Working data.
--- START ---

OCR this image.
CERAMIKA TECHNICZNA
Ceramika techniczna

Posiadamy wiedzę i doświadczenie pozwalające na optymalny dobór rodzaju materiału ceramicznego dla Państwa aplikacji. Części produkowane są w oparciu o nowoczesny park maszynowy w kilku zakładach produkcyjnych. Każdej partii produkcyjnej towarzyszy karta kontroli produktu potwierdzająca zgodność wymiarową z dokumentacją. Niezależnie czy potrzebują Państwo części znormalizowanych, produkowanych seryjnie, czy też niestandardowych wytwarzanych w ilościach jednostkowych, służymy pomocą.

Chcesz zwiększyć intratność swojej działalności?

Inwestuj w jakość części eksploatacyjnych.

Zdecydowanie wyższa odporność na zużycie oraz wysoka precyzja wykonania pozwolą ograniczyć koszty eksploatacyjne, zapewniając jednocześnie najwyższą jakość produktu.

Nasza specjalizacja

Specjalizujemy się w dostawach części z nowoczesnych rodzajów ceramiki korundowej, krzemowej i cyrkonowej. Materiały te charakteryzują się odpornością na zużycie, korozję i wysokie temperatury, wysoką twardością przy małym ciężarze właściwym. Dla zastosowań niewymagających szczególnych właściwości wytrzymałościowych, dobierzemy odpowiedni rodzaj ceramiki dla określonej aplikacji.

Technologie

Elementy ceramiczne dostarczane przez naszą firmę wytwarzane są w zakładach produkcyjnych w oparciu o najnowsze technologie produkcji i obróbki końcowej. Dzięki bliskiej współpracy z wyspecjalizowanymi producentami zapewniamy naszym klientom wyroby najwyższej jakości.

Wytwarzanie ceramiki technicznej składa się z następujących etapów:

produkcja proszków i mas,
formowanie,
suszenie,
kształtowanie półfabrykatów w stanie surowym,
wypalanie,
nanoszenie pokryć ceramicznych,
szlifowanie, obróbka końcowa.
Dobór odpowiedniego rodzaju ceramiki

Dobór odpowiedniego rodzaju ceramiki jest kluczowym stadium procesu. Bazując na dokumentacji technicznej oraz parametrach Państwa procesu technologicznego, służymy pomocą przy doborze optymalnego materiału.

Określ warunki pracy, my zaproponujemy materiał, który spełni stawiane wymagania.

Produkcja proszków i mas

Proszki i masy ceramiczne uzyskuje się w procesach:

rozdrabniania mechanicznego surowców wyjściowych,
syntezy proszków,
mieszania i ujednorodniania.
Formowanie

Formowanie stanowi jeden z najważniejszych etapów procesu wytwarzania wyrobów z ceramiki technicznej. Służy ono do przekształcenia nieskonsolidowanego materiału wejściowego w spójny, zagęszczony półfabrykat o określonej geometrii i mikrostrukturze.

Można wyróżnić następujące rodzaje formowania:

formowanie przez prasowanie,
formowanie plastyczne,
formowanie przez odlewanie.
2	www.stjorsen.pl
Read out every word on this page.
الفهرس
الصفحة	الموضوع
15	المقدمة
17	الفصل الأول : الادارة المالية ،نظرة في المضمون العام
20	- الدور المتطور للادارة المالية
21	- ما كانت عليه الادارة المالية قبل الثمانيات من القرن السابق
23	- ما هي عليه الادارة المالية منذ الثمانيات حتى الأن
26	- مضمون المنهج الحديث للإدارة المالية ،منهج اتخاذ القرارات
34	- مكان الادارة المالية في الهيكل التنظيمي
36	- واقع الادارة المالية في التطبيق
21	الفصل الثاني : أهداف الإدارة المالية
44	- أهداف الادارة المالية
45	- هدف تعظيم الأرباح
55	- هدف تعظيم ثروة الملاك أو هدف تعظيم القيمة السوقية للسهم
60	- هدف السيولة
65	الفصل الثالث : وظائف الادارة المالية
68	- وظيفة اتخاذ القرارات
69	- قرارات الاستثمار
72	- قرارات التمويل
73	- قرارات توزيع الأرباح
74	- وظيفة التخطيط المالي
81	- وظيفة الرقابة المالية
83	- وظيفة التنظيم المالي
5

--- END ---

Given task. Find the string "وظيفة" in the records, then copy each line where it occurs.

Solution to the exercise.
68	- وظيفة اتخاذ القرارات
74	- وظيفة التخطيط المالي
81	- وظيفة الرقابة المالية
83	- وظيفة التنظيم المالي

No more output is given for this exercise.